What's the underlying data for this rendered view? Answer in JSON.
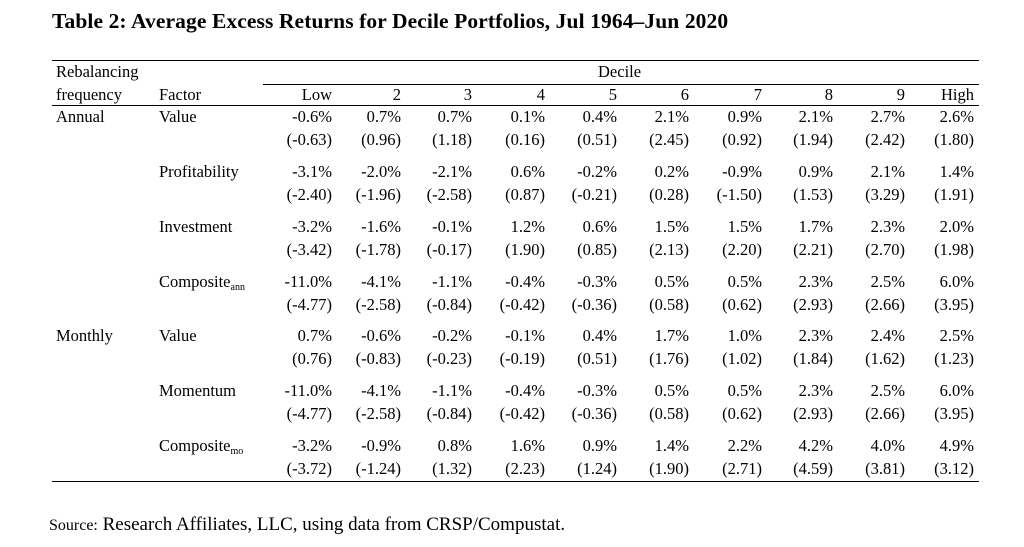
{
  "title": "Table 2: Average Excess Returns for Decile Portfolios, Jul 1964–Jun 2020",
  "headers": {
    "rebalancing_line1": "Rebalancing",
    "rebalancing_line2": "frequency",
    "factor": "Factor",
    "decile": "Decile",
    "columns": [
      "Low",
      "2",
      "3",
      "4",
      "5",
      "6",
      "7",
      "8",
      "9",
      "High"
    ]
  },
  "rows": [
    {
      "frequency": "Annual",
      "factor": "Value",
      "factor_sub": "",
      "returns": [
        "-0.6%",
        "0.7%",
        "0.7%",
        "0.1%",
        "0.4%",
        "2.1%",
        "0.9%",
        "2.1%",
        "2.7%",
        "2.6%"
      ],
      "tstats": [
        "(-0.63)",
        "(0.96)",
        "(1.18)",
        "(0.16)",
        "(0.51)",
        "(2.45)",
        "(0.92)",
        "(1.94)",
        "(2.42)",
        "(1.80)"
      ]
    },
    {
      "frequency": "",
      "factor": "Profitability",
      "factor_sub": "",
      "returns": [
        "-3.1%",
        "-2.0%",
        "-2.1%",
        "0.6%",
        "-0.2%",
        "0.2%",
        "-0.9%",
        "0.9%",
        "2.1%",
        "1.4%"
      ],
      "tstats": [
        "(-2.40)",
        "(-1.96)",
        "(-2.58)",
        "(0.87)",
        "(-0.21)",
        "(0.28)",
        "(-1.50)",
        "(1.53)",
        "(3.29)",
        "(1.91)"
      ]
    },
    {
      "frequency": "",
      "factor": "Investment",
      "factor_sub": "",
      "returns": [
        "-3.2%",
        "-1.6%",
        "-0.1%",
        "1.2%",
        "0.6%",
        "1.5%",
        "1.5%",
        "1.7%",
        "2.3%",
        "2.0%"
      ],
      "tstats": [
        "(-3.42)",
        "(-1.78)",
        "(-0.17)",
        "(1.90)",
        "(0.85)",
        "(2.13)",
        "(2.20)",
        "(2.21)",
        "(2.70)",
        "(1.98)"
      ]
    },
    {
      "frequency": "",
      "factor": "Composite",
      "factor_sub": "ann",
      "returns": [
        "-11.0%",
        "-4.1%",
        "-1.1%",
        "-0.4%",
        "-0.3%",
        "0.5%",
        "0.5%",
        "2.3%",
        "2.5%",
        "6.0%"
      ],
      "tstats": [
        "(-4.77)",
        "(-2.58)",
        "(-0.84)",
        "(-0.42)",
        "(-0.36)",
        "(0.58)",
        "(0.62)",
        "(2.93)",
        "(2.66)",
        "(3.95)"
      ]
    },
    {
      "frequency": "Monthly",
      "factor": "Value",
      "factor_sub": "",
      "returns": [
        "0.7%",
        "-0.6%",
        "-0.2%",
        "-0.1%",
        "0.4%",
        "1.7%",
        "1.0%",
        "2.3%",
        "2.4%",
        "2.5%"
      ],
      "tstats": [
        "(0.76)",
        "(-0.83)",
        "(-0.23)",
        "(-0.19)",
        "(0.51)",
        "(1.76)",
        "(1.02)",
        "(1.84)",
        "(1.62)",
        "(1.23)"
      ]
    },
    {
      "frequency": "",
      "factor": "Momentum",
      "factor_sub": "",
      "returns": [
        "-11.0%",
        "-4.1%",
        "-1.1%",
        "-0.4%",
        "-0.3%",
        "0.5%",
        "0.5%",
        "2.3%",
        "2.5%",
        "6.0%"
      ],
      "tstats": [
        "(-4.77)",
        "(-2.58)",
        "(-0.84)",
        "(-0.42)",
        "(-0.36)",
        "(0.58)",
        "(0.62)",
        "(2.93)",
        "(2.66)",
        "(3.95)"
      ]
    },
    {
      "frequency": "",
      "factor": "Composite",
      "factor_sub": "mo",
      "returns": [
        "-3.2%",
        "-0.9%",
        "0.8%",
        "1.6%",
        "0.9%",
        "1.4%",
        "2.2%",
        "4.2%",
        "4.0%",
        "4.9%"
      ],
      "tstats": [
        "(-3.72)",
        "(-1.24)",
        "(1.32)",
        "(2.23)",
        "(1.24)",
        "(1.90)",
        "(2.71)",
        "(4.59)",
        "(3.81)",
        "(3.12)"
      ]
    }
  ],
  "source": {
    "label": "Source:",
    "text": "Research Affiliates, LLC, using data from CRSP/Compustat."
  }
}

★ ★ ★ ★ ★

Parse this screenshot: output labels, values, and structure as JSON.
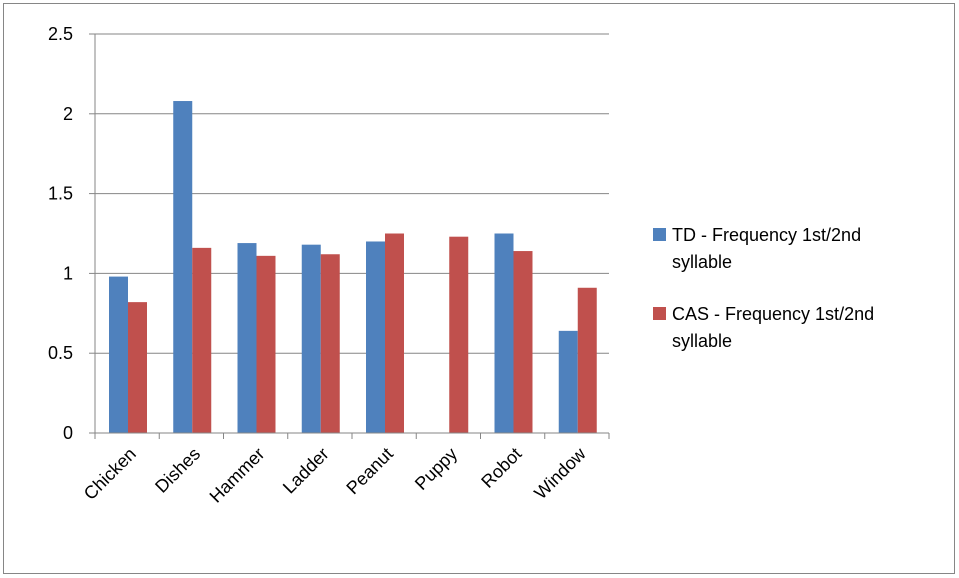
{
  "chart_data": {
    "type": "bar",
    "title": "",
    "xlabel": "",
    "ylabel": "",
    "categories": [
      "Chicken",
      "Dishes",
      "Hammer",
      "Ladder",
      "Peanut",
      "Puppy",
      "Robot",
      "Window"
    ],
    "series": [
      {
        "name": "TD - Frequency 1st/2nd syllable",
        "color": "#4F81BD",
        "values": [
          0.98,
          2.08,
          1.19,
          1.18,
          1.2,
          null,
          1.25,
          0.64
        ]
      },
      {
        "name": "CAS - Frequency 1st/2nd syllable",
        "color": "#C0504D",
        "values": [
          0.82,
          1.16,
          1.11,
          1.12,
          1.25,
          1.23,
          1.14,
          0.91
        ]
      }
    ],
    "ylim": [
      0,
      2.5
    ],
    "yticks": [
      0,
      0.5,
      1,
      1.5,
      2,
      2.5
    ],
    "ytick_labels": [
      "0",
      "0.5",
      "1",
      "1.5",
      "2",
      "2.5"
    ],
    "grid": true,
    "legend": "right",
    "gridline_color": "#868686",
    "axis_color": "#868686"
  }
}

★ ★ ★ ★ ★

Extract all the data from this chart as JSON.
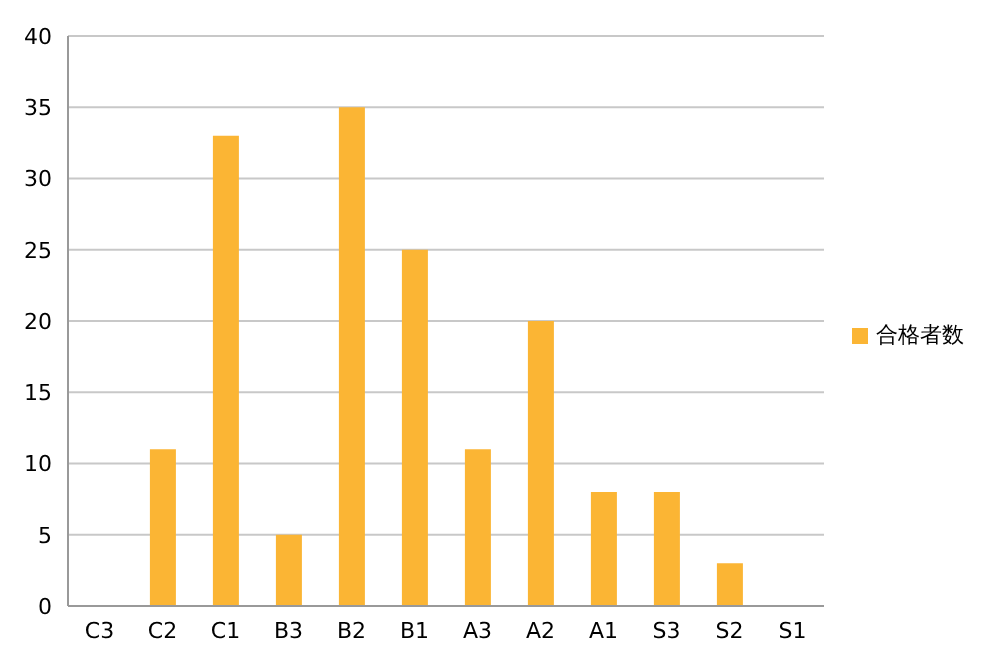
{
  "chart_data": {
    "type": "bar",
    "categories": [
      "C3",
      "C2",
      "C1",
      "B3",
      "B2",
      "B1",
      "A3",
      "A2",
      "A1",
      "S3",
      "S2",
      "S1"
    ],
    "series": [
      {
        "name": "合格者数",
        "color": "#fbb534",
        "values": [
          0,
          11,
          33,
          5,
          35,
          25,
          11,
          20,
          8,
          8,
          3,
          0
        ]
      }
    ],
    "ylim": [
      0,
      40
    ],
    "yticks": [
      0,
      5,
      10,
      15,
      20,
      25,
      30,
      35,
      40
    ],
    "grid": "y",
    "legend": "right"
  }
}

★ ★ ★ ★ ★

STATED PROBLEM. Copy each line of the listing that holds the word "title".

CORRECT RESPONSE.
  "title": "Table 2: Average Excess Returns for Decile Portfolios, Jul 1964–Jun 2020",
    "title": "",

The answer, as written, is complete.